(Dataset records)
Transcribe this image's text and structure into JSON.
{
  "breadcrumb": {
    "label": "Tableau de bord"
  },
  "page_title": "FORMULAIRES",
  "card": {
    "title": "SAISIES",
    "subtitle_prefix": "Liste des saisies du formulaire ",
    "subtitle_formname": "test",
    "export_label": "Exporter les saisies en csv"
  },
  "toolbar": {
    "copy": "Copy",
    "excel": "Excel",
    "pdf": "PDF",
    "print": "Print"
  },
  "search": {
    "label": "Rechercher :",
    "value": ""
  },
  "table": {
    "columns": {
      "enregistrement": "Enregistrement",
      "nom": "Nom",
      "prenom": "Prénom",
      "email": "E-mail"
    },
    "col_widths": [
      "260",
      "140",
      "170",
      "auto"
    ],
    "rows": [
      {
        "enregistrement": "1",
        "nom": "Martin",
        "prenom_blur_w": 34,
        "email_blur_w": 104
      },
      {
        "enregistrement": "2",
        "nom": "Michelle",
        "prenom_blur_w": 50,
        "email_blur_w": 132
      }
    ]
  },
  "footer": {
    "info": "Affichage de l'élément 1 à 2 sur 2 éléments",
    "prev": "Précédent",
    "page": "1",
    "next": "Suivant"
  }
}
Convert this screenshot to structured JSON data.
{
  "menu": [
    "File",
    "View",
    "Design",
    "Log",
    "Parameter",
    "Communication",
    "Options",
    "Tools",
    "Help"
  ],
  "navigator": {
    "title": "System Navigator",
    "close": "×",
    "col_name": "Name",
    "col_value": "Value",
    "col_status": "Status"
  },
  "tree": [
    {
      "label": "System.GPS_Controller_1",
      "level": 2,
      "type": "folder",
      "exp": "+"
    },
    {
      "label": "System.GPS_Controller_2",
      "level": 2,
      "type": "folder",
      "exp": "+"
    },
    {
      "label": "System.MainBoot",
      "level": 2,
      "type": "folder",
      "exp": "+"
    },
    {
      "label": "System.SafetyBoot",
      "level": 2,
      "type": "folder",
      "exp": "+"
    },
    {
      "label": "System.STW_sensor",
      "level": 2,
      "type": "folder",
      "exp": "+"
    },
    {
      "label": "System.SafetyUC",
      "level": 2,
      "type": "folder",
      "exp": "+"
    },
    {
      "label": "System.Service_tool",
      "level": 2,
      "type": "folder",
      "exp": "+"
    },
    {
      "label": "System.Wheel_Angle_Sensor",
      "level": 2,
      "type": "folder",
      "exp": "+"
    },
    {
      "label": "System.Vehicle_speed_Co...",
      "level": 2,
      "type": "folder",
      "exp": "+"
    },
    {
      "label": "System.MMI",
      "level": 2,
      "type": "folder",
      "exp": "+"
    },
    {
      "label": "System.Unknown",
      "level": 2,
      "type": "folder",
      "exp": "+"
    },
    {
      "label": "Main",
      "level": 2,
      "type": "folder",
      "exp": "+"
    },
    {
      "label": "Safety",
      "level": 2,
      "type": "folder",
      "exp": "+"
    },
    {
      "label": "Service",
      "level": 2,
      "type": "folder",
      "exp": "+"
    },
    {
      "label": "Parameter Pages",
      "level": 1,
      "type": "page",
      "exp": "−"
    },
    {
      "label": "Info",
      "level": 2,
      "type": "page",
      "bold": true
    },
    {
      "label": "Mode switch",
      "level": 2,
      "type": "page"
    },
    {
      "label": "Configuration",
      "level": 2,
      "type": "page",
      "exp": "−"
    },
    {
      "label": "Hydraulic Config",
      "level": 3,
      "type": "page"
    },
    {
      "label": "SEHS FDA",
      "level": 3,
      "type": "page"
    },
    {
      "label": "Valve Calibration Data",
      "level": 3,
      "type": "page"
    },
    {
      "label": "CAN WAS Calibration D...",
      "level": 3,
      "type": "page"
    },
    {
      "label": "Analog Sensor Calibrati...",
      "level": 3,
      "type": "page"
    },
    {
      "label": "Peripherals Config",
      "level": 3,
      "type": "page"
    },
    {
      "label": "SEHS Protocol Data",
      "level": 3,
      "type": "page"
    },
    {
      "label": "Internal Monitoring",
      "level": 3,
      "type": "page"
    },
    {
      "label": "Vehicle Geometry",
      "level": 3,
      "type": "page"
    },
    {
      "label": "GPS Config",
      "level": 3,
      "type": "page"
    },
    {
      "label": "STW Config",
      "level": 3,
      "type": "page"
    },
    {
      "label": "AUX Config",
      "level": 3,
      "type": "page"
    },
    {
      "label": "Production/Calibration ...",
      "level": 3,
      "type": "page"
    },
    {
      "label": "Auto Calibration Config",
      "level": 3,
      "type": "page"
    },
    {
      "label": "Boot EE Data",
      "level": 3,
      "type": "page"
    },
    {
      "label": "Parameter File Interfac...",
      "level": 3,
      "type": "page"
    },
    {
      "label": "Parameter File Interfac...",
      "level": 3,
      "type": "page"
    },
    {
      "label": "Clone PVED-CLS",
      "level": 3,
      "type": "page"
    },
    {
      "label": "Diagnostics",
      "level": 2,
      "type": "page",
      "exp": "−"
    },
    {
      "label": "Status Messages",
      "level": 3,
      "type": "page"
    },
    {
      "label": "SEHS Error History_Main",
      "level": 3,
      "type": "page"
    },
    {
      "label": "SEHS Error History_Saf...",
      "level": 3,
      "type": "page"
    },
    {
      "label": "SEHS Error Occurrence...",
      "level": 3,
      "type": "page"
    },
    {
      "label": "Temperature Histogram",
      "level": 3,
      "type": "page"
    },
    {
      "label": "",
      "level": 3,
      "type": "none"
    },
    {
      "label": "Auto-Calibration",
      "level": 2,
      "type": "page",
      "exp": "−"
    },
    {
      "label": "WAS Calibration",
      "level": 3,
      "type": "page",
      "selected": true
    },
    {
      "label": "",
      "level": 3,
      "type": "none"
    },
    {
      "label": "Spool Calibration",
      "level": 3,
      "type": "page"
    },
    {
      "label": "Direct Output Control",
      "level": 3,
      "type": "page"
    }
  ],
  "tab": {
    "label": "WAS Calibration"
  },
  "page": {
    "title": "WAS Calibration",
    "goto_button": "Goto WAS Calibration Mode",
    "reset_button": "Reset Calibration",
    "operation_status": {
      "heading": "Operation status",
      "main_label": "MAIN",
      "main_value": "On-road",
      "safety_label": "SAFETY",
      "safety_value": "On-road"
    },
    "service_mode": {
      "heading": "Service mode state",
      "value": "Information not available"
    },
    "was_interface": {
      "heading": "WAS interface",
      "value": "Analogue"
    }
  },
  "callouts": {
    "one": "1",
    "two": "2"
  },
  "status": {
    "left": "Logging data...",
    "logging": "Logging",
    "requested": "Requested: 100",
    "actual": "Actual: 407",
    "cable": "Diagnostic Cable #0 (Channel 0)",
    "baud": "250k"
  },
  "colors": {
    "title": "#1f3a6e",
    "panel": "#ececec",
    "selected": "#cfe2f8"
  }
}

◆ **Task to carry out**: Retype every entry word for word.

◆ **Output for this exercise**:
Transcribe this image's text and structure into JSON.
{
  "breadcrumb": {
    "label": "Tableau de bord"
  },
  "page_title": "FORMULAIRES",
  "card": {
    "title": "SAISIES",
    "subtitle_prefix": "Liste des saisies du formulaire ",
    "subtitle_formname": "test",
    "export_label": "Exporter les saisies en csv"
  },
  "toolbar": {
    "copy": "Copy",
    "excel": "Excel",
    "pdf": "PDF",
    "print": "Print"
  },
  "search": {
    "label": "Rechercher :",
    "value": ""
  },
  "table": {
    "columns": {
      "enregistrement": "Enregistrement",
      "nom": "Nom",
      "prenom": "Prénom",
      "email": "E-mail"
    },
    "col_widths": [
      "260",
      "140",
      "170",
      "auto"
    ],
    "rows": [
      {
        "enregistrement": "1",
        "nom": "Martin",
        "prenom_blur_w": 34,
        "email_blur_w": 104
      },
      {
        "enregistrement": "2",
        "nom": "Michelle",
        "prenom_blur_w": 50,
        "email_blur_w": 132
      }
    ]
  },
  "footer": {
    "info": "Affichage de l'élément 1 à 2 sur 2 éléments",
    "prev": "Précédent",
    "page": "1",
    "next": "Suivant"
  }
}
Convert this screenshot to structured JSON data.
{
  "menu": [
    "File",
    "View",
    "Design",
    "Log",
    "Parameter",
    "Communication",
    "Options",
    "Tools",
    "Help"
  ],
  "navigator": {
    "title": "System Navigator",
    "close": "×",
    "col_name": "Name",
    "col_value": "Value",
    "col_status": "Status"
  },
  "tree": [
    {
      "label": "System.GPS_Controller_1",
      "level": 2,
      "type": "folder",
      "exp": "+"
    },
    {
      "label": "System.GPS_Controller_2",
      "level": 2,
      "type": "folder",
      "exp": "+"
    },
    {
      "label": "System.MainBoot",
      "level": 2,
      "type": "folder",
      "exp": "+"
    },
    {
      "label": "System.SafetyBoot",
      "level": 2,
      "type": "folder",
      "exp": "+"
    },
    {
      "label": "System.STW_sensor",
      "level": 2,
      "type": "folder",
      "exp": "+"
    },
    {
      "label": "System.SafetyUC",
      "level": 2,
      "type": "folder",
      "exp": "+"
    },
    {
      "label": "System.Service_tool",
      "level": 2,
      "type": "folder",
      "exp": "+"
    },
    {
      "label": "System.Wheel_Angle_Sensor",
      "level": 2,
      "type": "folder",
      "exp": "+"
    },
    {
      "label": "System.Vehicle_speed_Co...",
      "level": 2,
      "type": "folder",
      "exp": "+"
    },
    {
      "label": "System.MMI",
      "level": 2,
      "type": "folder",
      "exp": "+"
    },
    {
      "label": "System.Unknown",
      "level": 2,
      "type": "folder",
      "exp": "+"
    },
    {
      "label": "Main",
      "level": 2,
      "type": "folder",
      "exp": "+"
    },
    {
      "label": "Safety",
      "level": 2,
      "type": "folder",
      "exp": "+"
    },
    {
      "label": "Service",
      "level": 2,
      "type": "folder",
      "exp": "+"
    },
    {
      "label": "Parameter Pages",
      "level": 1,
      "type": "page",
      "exp": "−"
    },
    {
      "label": "Info",
      "level": 2,
      "type": "page",
      "bold": true
    },
    {
      "label": "Mode switch",
      "level": 2,
      "type": "page"
    },
    {
      "label": "Configuration",
      "level": 2,
      "type": "page",
      "exp": "−"
    },
    {
      "label": "Hydraulic Config",
      "level": 3,
      "type": "page"
    },
    {
      "label": "SEHS FDA",
      "level": 3,
      "type": "page"
    },
    {
      "label": "Valve Calibration Data",
      "level": 3,
      "type": "page"
    },
    {
      "label": "CAN WAS Calibration D...",
      "level": 3,
      "type": "page"
    },
    {
      "label": "Analog Sensor Calibrati...",
      "level": 3,
      "type": "page"
    },
    {
      "label": "Peripherals Config",
      "level": 3,
      "type": "page"
    },
    {
      "label": "SEHS Protocol Data",
      "level": 3,
      "type": "page"
    },
    {
      "label": "Internal Monitoring",
      "level": 3,
      "type": "page"
    },
    {
      "label": "Vehicle Geometry",
      "level": 3,
      "type": "page"
    },
    {
      "label": "GPS Config",
      "level": 3,
      "type": "page"
    },
    {
      "label": "STW Config",
      "level": 3,
      "type": "page"
    },
    {
      "label": "AUX Config",
      "level": 3,
      "type": "page"
    },
    {
      "label": "Production/Calibration ...",
      "level": 3,
      "type": "page"
    },
    {
      "label": "Auto Calibration Config",
      "level": 3,
      "type": "page"
    },
    {
      "label": "Boot EE Data",
      "level": 3,
      "type": "page"
    },
    {
      "label": "Parameter File Interfac...",
      "level": 3,
      "type": "page"
    },
    {
      "label": "Parameter File Interfac...",
      "level": 3,
      "type": "page"
    },
    {
      "label": "Clone PVED-CLS",
      "level": 3,
      "type": "page"
    },
    {
      "label": "Diagnostics",
      "level": 2,
      "type": "page",
      "exp": "−"
    },
    {
      "label": "Status Messages",
      "level": 3,
      "type": "page"
    },
    {
      "label": "SEHS Error History_Main",
      "level": 3,
      "type": "page"
    },
    {
      "label": "SEHS Error History_Saf...",
      "level": 3,
      "type": "page"
    },
    {
      "label": "SEHS Error Occurrence...",
      "level": 3,
      "type": "page"
    },
    {
      "label": "Temperature Histogram",
      "level": 3,
      "type": "page"
    },
    {
      "label": "",
      "level": 3,
      "type": "none"
    },
    {
      "label": "Auto-Calibration",
      "level": 2,
      "type": "page",
      "exp": "−"
    },
    {
      "label": "WAS Calibration",
      "level": 3,
      "type": "page",
      "selected": true
    },
    {
      "label": "",
      "level": 3,
      "type": "none"
    },
    {
      "label": "Spool Calibration",
      "level": 3,
      "type": "page"
    },
    {
      "label": "Direct Output Control",
      "level": 3,
      "type": "page"
    }
  ],
  "tab": {
    "label": "WAS Calibration"
  },
  "page": {
    "title": "WAS Calibration",
    "goto_button": "Goto WAS Calibration Mode",
    "reset_button": "Reset Calibration",
    "operation_status": {
      "heading": "Operation status",
      "main_label": "MAIN",
      "main_value": "On-road",
      "safety_label": "SAFETY",
      "safety_value": "On-road"
    },
    "service_mode": {
      "heading": "Service mode state",
      "value": "Information not available"
    },
    "was_interface": {
      "heading": "WAS interface",
      "value": "Analogue"
    }
  },
  "callouts": {
    "one": "1",
    "two": "2"
  },
  "status": {
    "left": "Logging data...",
    "logging": "Logging",
    "requested": "Requested: 100",
    "actual": "Actual: 407",
    "cable": "Diagnostic Cable #0 (Channel 0)",
    "baud": "250k"
  },
  "colors": {
    "title": "#1f3a6e",
    "panel": "#ececec",
    "selected": "#cfe2f8"
  }
}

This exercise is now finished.